Raw records:
— start —
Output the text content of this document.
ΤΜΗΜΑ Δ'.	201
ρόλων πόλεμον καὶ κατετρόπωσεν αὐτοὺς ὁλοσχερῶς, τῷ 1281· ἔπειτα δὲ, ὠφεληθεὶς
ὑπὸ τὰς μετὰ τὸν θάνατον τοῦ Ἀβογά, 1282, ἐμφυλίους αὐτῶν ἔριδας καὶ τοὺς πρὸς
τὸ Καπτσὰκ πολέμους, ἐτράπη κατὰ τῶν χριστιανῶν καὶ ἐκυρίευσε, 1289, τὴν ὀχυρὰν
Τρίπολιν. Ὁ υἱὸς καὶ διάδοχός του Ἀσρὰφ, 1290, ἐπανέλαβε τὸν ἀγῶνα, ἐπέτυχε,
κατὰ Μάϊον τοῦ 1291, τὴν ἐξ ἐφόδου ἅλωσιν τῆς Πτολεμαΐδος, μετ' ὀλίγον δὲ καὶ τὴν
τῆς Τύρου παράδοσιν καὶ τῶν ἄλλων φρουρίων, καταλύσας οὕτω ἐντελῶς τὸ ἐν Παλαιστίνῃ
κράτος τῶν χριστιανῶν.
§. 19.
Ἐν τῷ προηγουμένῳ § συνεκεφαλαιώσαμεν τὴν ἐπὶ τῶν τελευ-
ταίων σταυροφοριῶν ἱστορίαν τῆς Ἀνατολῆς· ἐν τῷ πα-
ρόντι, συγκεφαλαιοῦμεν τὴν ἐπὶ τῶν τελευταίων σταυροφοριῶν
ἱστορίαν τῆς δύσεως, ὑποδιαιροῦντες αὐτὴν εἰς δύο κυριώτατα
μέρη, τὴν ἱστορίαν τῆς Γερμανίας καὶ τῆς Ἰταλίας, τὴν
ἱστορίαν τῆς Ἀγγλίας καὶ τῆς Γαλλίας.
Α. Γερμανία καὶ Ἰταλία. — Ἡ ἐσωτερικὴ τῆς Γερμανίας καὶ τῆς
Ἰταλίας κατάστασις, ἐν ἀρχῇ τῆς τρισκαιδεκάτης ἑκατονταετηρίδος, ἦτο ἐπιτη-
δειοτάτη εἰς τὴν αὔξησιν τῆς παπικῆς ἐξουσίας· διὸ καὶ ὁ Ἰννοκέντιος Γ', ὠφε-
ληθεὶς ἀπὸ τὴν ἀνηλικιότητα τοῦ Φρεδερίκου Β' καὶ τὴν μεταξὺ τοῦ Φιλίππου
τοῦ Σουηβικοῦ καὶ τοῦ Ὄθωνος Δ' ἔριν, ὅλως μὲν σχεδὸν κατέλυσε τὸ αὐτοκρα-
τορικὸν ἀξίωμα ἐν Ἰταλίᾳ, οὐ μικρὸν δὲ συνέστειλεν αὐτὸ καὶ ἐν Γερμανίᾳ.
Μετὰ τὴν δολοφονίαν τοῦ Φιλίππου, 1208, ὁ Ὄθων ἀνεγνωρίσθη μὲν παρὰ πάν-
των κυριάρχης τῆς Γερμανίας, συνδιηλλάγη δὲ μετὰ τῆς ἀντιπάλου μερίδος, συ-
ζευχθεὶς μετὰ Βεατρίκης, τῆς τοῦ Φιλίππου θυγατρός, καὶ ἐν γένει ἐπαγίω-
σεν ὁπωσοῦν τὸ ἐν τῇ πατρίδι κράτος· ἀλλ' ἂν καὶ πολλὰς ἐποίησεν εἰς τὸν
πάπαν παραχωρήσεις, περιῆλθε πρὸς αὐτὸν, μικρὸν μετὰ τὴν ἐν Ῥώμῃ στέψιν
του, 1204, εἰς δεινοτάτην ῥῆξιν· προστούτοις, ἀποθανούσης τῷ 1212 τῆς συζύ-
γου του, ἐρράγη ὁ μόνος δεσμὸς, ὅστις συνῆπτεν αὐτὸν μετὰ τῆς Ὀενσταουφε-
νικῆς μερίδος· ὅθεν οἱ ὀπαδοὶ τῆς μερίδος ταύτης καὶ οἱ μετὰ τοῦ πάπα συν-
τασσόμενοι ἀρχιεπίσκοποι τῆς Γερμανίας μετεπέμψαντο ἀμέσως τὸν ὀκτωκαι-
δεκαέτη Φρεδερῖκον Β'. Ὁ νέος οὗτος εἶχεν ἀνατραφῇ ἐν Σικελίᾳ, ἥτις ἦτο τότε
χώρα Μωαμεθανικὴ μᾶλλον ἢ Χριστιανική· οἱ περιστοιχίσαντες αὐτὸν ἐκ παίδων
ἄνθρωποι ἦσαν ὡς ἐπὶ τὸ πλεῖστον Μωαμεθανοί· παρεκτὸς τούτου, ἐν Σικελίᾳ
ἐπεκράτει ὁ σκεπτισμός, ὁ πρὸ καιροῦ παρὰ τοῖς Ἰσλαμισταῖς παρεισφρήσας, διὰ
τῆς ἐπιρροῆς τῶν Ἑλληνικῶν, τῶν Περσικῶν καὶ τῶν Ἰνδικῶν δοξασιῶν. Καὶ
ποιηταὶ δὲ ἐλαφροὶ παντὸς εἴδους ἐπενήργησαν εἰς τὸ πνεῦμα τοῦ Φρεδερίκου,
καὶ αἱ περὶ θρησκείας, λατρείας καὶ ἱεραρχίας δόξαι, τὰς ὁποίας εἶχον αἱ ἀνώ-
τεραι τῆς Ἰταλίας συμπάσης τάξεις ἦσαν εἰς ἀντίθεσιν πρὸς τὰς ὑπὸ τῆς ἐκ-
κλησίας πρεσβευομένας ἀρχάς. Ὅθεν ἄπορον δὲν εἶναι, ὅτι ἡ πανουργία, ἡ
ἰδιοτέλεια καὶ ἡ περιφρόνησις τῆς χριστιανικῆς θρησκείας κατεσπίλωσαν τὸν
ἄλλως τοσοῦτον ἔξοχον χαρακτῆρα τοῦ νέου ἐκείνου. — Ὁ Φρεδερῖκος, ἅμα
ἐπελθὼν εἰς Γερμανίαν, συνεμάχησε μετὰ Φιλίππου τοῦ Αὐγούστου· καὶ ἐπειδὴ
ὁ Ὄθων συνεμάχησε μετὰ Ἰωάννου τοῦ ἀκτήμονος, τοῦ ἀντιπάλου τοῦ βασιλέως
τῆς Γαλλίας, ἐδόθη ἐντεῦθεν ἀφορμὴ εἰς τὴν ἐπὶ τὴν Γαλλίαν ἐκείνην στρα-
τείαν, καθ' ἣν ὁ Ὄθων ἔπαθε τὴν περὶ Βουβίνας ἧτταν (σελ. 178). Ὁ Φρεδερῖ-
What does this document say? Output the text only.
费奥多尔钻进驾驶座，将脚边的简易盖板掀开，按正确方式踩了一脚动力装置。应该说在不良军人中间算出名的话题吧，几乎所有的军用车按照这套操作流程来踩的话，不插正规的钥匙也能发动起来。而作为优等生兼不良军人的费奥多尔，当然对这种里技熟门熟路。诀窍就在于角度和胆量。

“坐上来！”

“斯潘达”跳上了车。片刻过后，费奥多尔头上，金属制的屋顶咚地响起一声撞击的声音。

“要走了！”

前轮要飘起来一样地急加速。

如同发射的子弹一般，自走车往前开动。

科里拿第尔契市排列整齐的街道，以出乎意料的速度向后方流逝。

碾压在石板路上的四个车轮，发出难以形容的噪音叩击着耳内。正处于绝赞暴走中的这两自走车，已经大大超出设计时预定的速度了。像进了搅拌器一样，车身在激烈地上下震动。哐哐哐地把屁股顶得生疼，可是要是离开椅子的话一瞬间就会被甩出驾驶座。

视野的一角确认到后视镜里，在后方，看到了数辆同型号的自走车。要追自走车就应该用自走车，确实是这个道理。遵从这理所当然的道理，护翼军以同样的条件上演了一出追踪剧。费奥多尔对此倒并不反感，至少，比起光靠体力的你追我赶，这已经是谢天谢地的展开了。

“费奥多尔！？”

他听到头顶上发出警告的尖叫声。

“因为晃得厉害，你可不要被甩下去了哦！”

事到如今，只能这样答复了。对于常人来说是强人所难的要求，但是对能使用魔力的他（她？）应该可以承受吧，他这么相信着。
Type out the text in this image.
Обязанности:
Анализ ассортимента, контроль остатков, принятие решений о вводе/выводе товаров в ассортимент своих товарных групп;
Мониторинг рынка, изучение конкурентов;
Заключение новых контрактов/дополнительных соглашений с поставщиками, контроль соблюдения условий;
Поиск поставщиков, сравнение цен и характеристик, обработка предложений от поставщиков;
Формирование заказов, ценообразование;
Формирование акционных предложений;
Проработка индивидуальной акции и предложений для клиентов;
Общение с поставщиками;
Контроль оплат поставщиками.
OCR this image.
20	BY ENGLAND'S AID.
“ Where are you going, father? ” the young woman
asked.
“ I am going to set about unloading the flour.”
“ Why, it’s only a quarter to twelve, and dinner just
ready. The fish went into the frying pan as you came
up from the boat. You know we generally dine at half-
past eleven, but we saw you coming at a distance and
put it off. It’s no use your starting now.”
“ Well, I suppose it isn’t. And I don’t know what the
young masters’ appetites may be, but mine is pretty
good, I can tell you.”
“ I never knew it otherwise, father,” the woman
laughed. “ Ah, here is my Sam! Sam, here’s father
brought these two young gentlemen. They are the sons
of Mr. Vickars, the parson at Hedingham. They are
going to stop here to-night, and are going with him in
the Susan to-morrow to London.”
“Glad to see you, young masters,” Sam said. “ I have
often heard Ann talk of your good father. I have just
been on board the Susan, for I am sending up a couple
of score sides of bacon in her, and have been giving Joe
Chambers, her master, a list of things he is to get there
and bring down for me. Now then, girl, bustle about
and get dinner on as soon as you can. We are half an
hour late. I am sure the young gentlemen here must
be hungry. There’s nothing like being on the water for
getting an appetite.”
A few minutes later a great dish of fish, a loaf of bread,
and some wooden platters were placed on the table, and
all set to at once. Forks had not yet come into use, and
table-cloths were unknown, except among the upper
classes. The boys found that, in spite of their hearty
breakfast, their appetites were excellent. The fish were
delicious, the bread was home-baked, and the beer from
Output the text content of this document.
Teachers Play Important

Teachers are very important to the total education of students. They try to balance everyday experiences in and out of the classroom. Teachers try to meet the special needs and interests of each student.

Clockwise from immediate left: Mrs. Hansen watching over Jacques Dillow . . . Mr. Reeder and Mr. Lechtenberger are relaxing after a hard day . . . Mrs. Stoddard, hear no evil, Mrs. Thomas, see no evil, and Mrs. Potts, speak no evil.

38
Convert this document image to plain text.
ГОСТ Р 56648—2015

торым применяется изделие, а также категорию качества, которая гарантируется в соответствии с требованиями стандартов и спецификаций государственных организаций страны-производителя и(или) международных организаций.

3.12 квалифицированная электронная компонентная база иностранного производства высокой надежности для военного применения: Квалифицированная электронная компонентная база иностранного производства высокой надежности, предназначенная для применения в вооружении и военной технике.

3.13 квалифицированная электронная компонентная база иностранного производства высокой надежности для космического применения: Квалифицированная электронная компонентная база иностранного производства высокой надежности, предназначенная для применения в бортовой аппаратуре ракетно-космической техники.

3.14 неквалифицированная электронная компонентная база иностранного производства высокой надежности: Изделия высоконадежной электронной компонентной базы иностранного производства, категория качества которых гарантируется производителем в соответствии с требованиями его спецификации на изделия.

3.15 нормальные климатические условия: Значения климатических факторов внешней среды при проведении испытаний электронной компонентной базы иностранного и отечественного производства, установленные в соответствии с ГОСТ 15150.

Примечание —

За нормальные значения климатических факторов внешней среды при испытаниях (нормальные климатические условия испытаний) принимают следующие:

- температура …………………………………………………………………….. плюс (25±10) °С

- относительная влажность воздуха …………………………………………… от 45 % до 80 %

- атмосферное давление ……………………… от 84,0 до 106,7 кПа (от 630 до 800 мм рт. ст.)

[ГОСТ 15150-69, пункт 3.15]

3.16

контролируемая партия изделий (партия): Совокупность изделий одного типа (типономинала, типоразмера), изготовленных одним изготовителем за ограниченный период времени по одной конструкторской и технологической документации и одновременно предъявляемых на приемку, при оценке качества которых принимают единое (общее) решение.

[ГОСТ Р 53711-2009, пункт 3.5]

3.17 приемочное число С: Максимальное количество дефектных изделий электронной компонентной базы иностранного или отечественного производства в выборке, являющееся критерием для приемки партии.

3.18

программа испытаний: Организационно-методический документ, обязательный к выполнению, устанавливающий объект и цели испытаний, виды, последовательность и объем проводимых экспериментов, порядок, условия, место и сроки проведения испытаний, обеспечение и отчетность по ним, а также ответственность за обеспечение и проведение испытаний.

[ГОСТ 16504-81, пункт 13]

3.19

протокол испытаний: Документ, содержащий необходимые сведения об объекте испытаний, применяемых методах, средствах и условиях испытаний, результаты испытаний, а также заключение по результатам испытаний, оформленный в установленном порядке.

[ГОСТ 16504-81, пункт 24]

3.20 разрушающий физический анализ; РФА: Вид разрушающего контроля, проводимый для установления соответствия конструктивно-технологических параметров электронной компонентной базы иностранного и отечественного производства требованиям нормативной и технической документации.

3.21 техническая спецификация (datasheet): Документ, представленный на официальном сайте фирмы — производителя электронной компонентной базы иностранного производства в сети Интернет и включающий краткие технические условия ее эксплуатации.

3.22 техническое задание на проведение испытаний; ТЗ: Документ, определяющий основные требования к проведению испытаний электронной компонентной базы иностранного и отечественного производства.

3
— end —
Problem:
In the entries above, find every line holding the word "ГОСТ" and copy it out.

Task response:
ГОСТ Р 56648—2015
3.15 нормальные климатические условия: Значения климатических факторов внешней среды при проведении испытаний электронной компонентной базы иностранного и отечественного производства, установленные в соответствии с ГОСТ 15150.
[ГОСТ 15150-69, пункт 3.15]
[ГОСТ Р 53711-2009, пункт 3.5]
[ГОСТ 16504-81, пункт 13]
[ГОСТ 16504-81, пункт 24]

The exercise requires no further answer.